Repeat each record below exactly as given.
----
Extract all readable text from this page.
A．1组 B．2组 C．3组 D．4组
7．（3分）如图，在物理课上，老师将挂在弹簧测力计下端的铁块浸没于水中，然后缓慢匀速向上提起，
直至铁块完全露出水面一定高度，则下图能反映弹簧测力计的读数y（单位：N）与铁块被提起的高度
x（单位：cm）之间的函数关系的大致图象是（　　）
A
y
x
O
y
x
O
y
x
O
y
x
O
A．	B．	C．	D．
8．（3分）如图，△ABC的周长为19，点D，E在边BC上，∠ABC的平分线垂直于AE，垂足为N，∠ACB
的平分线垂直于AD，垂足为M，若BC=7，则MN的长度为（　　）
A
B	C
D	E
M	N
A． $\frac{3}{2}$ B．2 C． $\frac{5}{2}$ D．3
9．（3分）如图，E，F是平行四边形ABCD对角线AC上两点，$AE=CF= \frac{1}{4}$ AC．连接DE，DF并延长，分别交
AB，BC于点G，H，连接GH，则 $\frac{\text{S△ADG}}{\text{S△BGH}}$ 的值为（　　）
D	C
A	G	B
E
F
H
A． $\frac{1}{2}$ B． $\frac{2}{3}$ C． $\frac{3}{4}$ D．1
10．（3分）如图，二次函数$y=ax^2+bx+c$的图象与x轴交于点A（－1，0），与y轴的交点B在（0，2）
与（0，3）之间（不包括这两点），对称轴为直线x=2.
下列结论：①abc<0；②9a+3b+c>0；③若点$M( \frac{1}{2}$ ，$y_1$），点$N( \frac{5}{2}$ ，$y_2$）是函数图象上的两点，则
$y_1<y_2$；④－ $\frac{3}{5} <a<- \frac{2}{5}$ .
----
▸ Written response
Extract all readable text from this page.
A．1组 B．2组 C．3组 D．4组
7．（3分）如图，在物理课上，老师将挂在弹簧测力计下端的铁块浸没于水中，然后缓慢匀速向上提起，
直至铁块完全露出水面一定高度，则下图能反映弹簧测力计的读数y（单位：N）与铁块被提起的高度
x（单位：cm）之间的函数关系的大致图象是（　　）
A
y
x
O
y
x
O
y
x
O
y
x
O
A．	B．	C．	D．
8．（3分）如图，△ABC的周长为19，点D，E在边BC上，∠ABC的平分线垂直于AE，垂足为N，∠ACB
的平分线垂直于AD，垂足为M，若BC=7，则MN的长度为（　　）
A
B	C
D	E
M	N
A． $\frac{3}{2}$ B．2 C． $\frac{5}{2}$ D．3
9．（3分）如图，E，F是平行四边形ABCD对角线AC上两点，$AE=CF= \frac{1}{4}$ AC．连接DE，DF并延长，分别交
AB，BC于点G，H，连接GH，则 $\frac{\text{S△ADG}}{\text{S△BGH}}$ 的值为（　　）
D	C
A	G	B
E
F
H
A． $\frac{1}{2}$ B． $\frac{2}{3}$ C． $\frac{3}{4}$ D．1
10．（3分）如图，二次函数$y=ax^2+bx+c$的图象与x轴交于点A（－1，0），与y轴的交点B在（0，2）
与（0，3）之间（不包括这两点），对称轴为直线x=2.
下列结论：①abc<0；②9a+3b+c>0；③若点$M( \frac{1}{2}$ ，$y_1$），点$N( \frac{5}{2}$ ，$y_2$）是函数图象上的两点，则
$y_1<y_2$；④－ $\frac{3}{5} <a<- \frac{2}{5}$ .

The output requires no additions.